Stored entries
=======

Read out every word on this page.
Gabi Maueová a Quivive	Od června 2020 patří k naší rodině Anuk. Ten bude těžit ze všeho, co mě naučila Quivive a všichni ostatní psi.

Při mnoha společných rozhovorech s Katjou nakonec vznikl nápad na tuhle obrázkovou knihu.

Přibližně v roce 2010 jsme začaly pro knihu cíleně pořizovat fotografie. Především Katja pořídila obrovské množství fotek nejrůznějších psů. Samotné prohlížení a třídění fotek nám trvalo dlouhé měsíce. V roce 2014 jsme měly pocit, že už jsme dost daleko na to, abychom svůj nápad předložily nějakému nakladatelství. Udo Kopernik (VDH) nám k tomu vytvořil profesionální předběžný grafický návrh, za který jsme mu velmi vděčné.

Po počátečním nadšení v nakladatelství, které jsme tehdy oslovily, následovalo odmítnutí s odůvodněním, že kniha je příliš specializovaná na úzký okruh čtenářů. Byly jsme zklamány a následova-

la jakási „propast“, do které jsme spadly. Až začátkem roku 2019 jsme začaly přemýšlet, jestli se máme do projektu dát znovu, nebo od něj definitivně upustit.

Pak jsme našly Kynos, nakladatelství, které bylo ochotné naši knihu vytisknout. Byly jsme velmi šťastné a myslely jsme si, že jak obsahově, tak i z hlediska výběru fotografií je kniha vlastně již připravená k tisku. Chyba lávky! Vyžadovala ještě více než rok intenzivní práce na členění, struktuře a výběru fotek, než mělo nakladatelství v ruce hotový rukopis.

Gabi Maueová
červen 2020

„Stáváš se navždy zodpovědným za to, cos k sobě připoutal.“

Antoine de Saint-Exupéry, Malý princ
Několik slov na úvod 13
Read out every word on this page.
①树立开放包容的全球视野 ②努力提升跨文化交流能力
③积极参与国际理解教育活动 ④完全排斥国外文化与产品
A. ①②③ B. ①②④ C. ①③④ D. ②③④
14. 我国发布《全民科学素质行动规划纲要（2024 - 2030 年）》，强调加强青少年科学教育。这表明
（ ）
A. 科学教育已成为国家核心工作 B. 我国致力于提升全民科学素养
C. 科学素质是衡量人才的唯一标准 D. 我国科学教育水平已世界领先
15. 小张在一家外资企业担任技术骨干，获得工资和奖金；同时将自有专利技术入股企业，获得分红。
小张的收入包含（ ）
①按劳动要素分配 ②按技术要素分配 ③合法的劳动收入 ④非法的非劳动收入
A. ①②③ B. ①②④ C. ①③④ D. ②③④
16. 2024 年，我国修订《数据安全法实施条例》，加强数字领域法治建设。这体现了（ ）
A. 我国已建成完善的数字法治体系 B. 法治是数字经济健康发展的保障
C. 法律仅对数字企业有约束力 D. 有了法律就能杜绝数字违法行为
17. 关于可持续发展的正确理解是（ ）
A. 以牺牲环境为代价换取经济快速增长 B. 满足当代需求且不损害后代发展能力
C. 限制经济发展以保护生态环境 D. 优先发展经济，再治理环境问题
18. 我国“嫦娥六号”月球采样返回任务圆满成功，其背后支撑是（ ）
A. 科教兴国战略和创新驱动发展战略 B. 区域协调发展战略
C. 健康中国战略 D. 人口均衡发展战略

=======

▸ EXERCISE TASK
Above are the records; copy every line in them that holds the word "Maueová".

▸ RESULT FOR THIS TASK
Gabi Maueová a Quivive	Od června 2020 patří k naší rodině Anuk. Ten bude těžit ze všeho, co mě naučila Quivive a všichni ostatní psi.
Gabi Maueová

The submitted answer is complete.